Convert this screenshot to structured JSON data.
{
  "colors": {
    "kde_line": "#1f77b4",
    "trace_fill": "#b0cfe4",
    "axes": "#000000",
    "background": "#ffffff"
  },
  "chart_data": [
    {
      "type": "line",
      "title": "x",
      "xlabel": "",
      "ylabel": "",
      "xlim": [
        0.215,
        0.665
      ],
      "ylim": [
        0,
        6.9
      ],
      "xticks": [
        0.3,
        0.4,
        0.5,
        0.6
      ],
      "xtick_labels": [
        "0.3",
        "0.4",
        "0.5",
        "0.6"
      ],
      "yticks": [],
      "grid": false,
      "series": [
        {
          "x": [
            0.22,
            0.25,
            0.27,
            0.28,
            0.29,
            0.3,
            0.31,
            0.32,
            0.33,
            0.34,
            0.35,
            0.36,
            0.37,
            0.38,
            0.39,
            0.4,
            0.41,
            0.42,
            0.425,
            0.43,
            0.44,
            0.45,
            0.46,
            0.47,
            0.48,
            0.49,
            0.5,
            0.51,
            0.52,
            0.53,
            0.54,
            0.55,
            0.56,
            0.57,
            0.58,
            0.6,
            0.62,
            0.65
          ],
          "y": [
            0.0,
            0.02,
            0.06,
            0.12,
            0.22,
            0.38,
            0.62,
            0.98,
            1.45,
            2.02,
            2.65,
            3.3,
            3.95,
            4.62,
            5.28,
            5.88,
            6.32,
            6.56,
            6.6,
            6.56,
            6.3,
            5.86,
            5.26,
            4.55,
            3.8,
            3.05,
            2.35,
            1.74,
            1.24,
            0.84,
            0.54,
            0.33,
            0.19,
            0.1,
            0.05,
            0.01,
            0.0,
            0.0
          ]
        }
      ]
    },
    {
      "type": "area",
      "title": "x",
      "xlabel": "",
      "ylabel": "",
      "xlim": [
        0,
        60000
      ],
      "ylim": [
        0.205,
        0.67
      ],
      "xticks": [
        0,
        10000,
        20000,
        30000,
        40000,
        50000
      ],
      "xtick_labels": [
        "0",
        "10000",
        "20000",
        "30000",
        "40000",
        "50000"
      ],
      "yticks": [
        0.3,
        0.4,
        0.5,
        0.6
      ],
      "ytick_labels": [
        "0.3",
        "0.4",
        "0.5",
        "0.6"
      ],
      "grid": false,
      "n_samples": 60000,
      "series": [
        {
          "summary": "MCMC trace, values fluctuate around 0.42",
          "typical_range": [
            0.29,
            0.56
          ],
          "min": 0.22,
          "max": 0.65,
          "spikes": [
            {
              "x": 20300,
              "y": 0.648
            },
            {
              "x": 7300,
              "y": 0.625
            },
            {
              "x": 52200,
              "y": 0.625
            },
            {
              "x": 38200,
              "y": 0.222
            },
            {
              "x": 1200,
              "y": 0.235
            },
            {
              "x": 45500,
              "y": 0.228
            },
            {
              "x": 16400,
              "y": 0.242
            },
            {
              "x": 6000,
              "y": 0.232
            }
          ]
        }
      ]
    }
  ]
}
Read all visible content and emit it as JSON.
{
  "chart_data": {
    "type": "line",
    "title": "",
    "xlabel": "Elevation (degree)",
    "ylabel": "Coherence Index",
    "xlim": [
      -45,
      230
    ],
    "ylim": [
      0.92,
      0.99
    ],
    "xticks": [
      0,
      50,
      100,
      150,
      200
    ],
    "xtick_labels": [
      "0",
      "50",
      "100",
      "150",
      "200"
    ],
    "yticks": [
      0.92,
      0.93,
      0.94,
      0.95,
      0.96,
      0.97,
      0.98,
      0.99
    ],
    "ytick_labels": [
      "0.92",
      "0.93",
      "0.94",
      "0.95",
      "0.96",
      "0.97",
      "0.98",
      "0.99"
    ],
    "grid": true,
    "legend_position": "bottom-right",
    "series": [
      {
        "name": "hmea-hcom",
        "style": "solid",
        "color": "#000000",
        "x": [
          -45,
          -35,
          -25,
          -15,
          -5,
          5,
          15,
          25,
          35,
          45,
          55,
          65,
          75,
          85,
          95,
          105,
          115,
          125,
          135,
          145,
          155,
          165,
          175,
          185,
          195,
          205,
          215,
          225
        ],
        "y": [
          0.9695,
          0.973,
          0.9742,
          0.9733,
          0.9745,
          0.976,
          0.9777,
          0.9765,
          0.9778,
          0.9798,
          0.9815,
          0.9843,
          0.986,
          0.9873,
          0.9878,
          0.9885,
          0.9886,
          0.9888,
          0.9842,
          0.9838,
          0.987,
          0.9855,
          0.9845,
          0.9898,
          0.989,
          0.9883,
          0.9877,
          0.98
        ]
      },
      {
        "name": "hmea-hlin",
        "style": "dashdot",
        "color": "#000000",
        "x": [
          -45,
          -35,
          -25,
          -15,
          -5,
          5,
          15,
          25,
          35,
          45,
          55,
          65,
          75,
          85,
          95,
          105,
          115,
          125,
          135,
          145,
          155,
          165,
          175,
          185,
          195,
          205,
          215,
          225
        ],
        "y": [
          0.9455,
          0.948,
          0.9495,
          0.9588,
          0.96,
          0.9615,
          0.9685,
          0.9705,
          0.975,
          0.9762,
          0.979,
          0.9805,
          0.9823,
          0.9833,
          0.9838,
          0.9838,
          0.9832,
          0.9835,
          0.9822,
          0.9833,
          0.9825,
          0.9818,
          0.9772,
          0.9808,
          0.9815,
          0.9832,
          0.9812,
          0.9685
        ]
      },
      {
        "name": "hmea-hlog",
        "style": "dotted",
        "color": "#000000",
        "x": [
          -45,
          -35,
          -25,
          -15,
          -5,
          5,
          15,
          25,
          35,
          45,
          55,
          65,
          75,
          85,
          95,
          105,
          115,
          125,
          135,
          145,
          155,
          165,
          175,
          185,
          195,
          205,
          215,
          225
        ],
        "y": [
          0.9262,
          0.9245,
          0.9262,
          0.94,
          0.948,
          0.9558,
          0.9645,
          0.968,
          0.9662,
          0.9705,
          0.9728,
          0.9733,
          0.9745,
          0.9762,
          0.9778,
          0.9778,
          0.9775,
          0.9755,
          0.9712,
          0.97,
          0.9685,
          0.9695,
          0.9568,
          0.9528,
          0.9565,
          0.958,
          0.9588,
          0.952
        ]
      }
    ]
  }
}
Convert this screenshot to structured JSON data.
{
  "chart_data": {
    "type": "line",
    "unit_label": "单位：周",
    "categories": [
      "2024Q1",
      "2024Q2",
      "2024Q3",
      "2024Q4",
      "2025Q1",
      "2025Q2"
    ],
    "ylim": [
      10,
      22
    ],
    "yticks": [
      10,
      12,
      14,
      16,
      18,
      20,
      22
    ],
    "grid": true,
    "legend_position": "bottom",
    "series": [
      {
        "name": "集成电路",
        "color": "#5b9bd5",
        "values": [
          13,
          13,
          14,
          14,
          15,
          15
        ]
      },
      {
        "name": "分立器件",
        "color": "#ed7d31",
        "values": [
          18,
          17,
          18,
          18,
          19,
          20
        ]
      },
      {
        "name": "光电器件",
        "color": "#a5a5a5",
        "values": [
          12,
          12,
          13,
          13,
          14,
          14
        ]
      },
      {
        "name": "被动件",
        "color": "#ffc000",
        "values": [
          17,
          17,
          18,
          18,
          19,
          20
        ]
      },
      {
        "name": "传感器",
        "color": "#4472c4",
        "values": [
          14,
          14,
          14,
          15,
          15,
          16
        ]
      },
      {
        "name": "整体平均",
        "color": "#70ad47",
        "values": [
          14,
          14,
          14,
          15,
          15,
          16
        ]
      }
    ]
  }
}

------------------------------

- [Written task] Reproduce the records word for word.

- [Reply]
Convert this screenshot to structured JSON data.
{
  "colors": {
    "kde_line": "#1f77b4",
    "trace_fill": "#b0cfe4",
    "axes": "#000000",
    "background": "#ffffff"
  },
  "chart_data": [
    {
      "type": "line",
      "title": "x",
      "xlabel": "",
      "ylabel": "",
      "xlim": [
        0.215,
        0.665
      ],
      "ylim": [
        0,
        6.9
      ],
      "xticks": [
        0.3,
        0.4,
        0.5,
        0.6
      ],
      "xtick_labels": [
        "0.3",
        "0.4",
        "0.5",
        "0.6"
      ],
      "yticks": [],
      "grid": false,
      "series": [
        {
          "x": [
            0.22,
            0.25,
            0.27,
            0.28,
            0.29,
            0.3,
            0.31,
            0.32,
            0.33,
            0.34,
            0.35,
            0.36,
            0.37,
            0.38,
            0.39,
            0.4,
            0.41,
            0.42,
            0.425,
            0.43,
            0.44,
            0.45,
            0.46,
            0.47,
            0.48,
            0.49,
            0.5,
            0.51,
            0.52,
            0.53,
            0.54,
            0.55,
            0.56,
            0.57,
            0.58,
            0.6,
            0.62,
            0.65
          ],
          "y": [
            0.0,
            0.02,
            0.06,
            0.12,
            0.22,
            0.38,
            0.62,
            0.98,
            1.45,
            2.02,
            2.65,
            3.3,
            3.95,
            4.62,
            5.28,
            5.88,
            6.32,
            6.56,
            6.6,
            6.56,
            6.3,
            5.86,
            5.26,
            4.55,
            3.8,
            3.05,
            2.35,
            1.74,
            1.24,
            0.84,
            0.54,
            0.33,
            0.19,
            0.1,
            0.05,
            0.01,
            0.0,
            0.0
          ]
        }
      ]
    },
    {
      "type": "area",
      "title": "x",
      "xlabel": "",
      "ylabel": "",
      "xlim": [
        0,
        60000
      ],
      "ylim": [
        0.205,
        0.67
      ],
      "xticks": [
        0,
        10000,
        20000,
        30000,
        40000,
        50000
      ],
      "xtick_labels": [
        "0",
        "10000",
        "20000",
        "30000",
        "40000",
        "50000"
      ],
      "yticks": [
        0.3,
        0.4,
        0.5,
        0.6
      ],
      "ytick_labels": [
        "0.3",
        "0.4",
        "0.5",
        "0.6"
      ],
      "grid": false,
      "n_samples": 60000,
      "series": [
        {
          "summary": "MCMC trace, values fluctuate around 0.42",
          "typical_range": [
            0.29,
            0.56
          ],
          "min": 0.22,
          "max": 0.65,
          "spikes": [
            {
              "x": 20300,
              "y": 0.648
            },
            {
              "x": 7300,
              "y": 0.625
            },
            {
              "x": 52200,
              "y": 0.625
            },
            {
              "x": 38200,
              "y": 0.222
            },
            {
              "x": 1200,
              "y": 0.235
            },
            {
              "x": 45500,
              "y": 0.228
            },
            {
              "x": 16400,
              "y": 0.242
            },
            {
              "x": 6000,
              "y": 0.232
            }
          ]
        }
      ]
    }
  ]
}
Read all visible content and emit it as JSON.
{
  "chart_data": {
    "type": "line",
    "title": "",
    "xlabel": "Elevation (degree)",
    "ylabel": "Coherence Index",
    "xlim": [
      -45,
      230
    ],
    "ylim": [
      0.92,
      0.99
    ],
    "xticks": [
      0,
      50,
      100,
      150,
      200
    ],
    "xtick_labels": [
      "0",
      "50",
      "100",
      "150",
      "200"
    ],
    "yticks": [
      0.92,
      0.93,
      0.94,
      0.95,
      0.96,
      0.97,
      0.98,
      0.99
    ],
    "ytick_labels": [
      "0.92",
      "0.93",
      "0.94",
      "0.95",
      "0.96",
      "0.97",
      "0.98",
      "0.99"
    ],
    "grid": true,
    "legend_position": "bottom-right",
    "series": [
      {
        "name": "hmea-hcom",
        "style": "solid",
        "color": "#000000",
        "x": [
          -45,
          -35,
          -25,
          -15,
          -5,
          5,
          15,
          25,
          35,
          45,
          55,
          65,
          75,
          85,
          95,
          105,
          115,
          125,
          135,
          145,
          155,
          165,
          175,
          185,
          195,
          205,
          215,
          225
        ],
        "y": [
          0.9695,
          0.973,
          0.9742,
          0.9733,
          0.9745,
          0.976,
          0.9777,
          0.9765,
          0.9778,
          0.9798,
          0.9815,
          0.9843,
          0.986,
          0.9873,
          0.9878,
          0.9885,
          0.9886,
          0.9888,
          0.9842,
          0.9838,
          0.987,
          0.9855,
          0.9845,
          0.9898,
          0.989,
          0.9883,
          0.9877,
          0.98
        ]
      },
      {
        "name": "hmea-hlin",
        "style": "dashdot",
        "color": "#000000",
        "x": [
          -45,
          -35,
          -25,
          -15,
          -5,
          5,
          15,
          25,
          35,
          45,
          55,
          65,
          75,
          85,
          95,
          105,
          115,
          125,
          135,
          145,
          155,
          165,
          175,
          185,
          195,
          205,
          215,
          225
        ],
        "y": [
          0.9455,
          0.948,
          0.9495,
          0.9588,
          0.96,
          0.9615,
          0.9685,
          0.9705,
          0.975,
          0.9762,
          0.979,
          0.9805,
          0.9823,
          0.9833,
          0.9838,
          0.9838,
          0.9832,
          0.9835,
          0.9822,
          0.9833,
          0.9825,
          0.9818,
          0.9772,
          0.9808,
          0.9815,
          0.9832,
          0.9812,
          0.9685
        ]
      },
      {
        "name": "hmea-hlog",
        "style": "dotted",
        "color": "#000000",
        "x": [
          -45,
          -35,
          -25,
          -15,
          -5,
          5,
          15,
          25,
          35,
          45,
          55,
          65,
          75,
          85,
          95,
          105,
          115,
          125,
          135,
          145,
          155,
          165,
          175,
          185,
          195,
          205,
          215,
          225
        ],
        "y": [
          0.9262,
          0.9245,
          0.9262,
          0.94,
          0.948,
          0.9558,
          0.9645,
          0.968,
          0.9662,
          0.9705,
          0.9728,
          0.9733,
          0.9745,
          0.9762,
          0.9778,
          0.9778,
          0.9775,
          0.9755,
          0.9712,
          0.97,
          0.9685,
          0.9695,
          0.9568,
          0.9528,
          0.9565,
          0.958,
          0.9588,
          0.952
        ]
      }
    ]
  }
}
Convert this screenshot to structured JSON data.
{
  "chart_data": {
    "type": "line",
    "unit_label": "单位：周",
    "categories": [
      "2024Q1",
      "2024Q2",
      "2024Q3",
      "2024Q4",
      "2025Q1",
      "2025Q2"
    ],
    "ylim": [
      10,
      22
    ],
    "yticks": [
      10,
      12,
      14,
      16,
      18,
      20,
      22
    ],
    "grid": true,
    "legend_position": "bottom",
    "series": [
      {
        "name": "集成电路",
        "color": "#5b9bd5",
        "values": [
          13,
          13,
          14,
          14,
          15,
          15
        ]
      },
      {
        "name": "分立器件",
        "color": "#ed7d31",
        "values": [
          18,
          17,
          18,
          18,
          19,
          20
        ]
      },
      {
        "name": "光电器件",
        "color": "#a5a5a5",
        "values": [
          12,
          12,
          13,
          13,
          14,
          14
        ]
      },
      {
        "name": "被动件",
        "color": "#ffc000",
        "values": [
          17,
          17,
          18,
          18,
          19,
          20
        ]
      },
      {
        "name": "传感器",
        "color": "#4472c4",
        "values": [
          14,
          14,
          14,
          15,
          15,
          16
        ]
      },
      {
        "name": "整体平均",
        "color": "#70ad47",
        "values": [
          14,
          14,
          14,
          15,
          15,
          16
        ]
      }
    ]
  }
}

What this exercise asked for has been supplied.